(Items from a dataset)
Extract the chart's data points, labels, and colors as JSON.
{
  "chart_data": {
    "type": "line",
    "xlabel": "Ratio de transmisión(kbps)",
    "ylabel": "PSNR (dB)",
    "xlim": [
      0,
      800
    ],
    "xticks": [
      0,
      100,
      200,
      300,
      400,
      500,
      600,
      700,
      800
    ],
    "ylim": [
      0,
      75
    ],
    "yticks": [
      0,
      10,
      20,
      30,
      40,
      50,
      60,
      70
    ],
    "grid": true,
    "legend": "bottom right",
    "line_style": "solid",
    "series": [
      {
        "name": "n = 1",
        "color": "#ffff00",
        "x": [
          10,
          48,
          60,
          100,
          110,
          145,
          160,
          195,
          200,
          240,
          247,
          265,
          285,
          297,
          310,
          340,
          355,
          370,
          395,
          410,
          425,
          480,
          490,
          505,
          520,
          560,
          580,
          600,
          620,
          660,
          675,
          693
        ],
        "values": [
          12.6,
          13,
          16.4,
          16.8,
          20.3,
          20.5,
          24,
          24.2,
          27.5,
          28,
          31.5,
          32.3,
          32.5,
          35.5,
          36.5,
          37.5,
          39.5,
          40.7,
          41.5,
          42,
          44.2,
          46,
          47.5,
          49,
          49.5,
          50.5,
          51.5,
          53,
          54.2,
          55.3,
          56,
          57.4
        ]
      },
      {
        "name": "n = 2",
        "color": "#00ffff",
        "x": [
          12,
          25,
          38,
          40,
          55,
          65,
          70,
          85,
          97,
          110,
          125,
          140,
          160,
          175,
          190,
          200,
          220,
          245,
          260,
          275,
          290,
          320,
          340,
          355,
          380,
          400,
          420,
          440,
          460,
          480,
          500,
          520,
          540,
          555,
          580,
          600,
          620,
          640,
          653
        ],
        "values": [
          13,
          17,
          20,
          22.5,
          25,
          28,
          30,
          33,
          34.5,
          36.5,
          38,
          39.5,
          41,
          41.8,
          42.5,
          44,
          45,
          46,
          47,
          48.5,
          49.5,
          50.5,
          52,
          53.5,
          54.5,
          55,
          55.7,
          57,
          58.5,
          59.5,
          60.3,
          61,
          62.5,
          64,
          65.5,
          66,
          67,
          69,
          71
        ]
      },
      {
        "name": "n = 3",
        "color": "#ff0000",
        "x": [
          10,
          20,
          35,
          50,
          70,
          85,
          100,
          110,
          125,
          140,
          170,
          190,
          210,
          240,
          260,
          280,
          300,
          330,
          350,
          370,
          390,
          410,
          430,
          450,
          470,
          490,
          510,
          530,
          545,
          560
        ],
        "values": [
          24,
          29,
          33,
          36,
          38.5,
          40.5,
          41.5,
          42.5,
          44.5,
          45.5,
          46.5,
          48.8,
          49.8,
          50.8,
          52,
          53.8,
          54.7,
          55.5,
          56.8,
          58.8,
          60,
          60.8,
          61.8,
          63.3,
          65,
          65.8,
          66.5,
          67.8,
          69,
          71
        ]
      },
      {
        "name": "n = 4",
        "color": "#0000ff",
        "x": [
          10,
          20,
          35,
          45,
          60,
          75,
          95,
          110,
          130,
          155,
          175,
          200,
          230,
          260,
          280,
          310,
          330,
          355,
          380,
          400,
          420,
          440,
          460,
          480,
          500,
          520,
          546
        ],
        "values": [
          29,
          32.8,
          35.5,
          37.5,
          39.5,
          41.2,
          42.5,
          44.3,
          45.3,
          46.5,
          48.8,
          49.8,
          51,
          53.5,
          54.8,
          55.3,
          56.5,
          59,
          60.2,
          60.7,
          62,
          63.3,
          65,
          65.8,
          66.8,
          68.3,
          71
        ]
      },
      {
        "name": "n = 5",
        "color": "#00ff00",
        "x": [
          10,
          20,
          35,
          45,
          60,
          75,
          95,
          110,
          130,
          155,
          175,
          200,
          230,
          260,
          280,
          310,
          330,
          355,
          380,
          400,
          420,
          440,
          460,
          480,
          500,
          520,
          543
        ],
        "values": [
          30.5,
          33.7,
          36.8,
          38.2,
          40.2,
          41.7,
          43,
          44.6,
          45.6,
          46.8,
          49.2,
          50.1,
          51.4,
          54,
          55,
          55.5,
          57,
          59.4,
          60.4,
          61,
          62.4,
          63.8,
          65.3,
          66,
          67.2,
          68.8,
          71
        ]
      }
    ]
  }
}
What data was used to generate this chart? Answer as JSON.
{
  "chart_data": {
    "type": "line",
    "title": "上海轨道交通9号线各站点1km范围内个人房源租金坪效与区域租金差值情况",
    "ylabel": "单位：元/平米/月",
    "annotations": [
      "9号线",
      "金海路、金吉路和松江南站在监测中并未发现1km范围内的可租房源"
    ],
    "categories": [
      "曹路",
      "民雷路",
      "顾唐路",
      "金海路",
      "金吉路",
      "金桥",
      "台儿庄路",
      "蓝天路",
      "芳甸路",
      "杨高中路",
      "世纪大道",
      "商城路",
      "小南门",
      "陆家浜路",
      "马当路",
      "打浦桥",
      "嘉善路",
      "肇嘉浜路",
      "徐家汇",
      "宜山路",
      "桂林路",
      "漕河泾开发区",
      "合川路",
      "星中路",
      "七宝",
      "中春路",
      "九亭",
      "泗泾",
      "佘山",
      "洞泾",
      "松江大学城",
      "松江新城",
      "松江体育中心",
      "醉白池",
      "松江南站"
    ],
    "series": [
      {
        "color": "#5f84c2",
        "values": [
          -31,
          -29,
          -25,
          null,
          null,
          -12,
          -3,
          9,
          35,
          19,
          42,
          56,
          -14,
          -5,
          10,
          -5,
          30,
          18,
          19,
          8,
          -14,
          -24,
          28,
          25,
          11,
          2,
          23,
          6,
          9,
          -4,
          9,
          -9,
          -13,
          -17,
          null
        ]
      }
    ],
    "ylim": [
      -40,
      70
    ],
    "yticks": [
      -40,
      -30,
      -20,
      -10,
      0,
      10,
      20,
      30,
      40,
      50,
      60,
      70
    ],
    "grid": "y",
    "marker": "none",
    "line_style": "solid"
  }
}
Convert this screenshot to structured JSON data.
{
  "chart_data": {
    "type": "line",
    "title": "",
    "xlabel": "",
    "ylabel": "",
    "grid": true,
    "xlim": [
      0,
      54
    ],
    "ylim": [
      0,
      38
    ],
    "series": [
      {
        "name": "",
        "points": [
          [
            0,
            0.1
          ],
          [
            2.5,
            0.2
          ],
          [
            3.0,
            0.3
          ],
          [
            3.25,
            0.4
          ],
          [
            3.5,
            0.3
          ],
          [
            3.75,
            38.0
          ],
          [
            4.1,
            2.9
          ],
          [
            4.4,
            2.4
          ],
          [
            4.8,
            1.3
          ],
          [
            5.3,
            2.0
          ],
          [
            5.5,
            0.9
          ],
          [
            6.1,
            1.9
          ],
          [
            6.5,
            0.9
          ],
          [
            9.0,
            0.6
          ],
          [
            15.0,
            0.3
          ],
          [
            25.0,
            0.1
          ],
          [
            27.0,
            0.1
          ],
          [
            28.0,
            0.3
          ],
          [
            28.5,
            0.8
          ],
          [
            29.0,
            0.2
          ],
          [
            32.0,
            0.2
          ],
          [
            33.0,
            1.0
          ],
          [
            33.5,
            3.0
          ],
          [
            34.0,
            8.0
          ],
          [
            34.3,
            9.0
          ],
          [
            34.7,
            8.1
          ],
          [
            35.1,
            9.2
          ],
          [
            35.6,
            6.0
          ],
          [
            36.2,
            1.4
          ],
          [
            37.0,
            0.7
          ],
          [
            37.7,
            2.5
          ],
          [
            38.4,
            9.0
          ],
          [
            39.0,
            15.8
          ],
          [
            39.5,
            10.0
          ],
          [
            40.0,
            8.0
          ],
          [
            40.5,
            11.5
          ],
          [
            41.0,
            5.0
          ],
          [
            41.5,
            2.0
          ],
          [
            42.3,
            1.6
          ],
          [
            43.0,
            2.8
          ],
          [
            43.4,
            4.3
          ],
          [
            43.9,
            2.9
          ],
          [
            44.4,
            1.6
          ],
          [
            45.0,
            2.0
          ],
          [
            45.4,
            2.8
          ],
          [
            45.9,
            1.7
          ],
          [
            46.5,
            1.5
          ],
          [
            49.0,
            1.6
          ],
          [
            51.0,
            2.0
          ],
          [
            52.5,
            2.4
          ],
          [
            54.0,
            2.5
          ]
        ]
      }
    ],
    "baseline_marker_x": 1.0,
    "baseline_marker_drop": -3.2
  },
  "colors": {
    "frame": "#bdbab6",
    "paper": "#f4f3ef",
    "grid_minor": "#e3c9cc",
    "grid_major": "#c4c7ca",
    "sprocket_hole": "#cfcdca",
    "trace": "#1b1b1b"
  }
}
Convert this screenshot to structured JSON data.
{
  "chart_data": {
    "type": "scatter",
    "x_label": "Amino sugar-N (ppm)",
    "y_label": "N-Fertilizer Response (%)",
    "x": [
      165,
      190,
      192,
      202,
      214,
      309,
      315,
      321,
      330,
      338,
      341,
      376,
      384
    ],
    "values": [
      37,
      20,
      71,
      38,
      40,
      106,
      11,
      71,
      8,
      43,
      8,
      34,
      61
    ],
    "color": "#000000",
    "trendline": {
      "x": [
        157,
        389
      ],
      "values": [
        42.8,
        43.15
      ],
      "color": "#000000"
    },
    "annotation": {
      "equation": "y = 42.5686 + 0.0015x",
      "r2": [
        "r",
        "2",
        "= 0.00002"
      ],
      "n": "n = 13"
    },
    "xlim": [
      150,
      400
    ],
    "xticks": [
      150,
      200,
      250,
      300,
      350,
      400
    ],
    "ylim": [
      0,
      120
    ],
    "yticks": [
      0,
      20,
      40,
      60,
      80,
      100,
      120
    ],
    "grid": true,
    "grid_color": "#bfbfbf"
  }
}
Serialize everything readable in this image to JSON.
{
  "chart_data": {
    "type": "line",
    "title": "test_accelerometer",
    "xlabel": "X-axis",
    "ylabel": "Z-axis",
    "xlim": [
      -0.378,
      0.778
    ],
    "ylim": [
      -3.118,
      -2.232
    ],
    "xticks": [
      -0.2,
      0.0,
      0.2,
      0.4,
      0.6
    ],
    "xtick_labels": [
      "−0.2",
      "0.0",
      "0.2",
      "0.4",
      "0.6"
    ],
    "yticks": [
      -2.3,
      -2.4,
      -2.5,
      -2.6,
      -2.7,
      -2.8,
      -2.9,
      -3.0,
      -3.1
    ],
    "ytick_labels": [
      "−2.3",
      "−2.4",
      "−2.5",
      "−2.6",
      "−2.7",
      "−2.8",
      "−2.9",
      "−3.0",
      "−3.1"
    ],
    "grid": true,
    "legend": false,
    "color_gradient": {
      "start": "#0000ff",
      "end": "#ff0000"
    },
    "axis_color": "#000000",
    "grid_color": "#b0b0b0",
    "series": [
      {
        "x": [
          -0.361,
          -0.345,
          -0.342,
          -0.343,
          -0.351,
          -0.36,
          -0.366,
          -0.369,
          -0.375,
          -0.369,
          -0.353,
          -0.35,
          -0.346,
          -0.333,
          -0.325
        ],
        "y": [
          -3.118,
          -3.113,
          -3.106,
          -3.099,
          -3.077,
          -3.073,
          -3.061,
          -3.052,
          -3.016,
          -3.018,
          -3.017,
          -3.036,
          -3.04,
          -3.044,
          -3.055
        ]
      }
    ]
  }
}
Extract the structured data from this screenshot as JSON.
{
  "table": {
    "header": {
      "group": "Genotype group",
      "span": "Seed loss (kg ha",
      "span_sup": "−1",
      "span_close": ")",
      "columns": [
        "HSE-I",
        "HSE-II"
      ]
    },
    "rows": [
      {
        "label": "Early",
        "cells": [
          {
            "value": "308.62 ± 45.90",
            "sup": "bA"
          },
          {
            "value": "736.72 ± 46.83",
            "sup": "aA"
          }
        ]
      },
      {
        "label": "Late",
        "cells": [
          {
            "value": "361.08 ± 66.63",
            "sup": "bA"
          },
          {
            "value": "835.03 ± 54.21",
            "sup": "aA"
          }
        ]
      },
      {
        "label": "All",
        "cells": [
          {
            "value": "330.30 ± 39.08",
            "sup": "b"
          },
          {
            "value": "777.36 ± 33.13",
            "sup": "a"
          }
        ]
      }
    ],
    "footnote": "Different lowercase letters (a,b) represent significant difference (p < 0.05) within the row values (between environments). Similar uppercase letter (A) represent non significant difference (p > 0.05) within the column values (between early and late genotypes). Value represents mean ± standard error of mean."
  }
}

**Your goal**
Look through the records and gather each line with the word "xlabel".

**The answer**
    "xlabel": "Ratio de transmisión(kbps)",
    "xlabel": "",
    "xlabel": "X-axis",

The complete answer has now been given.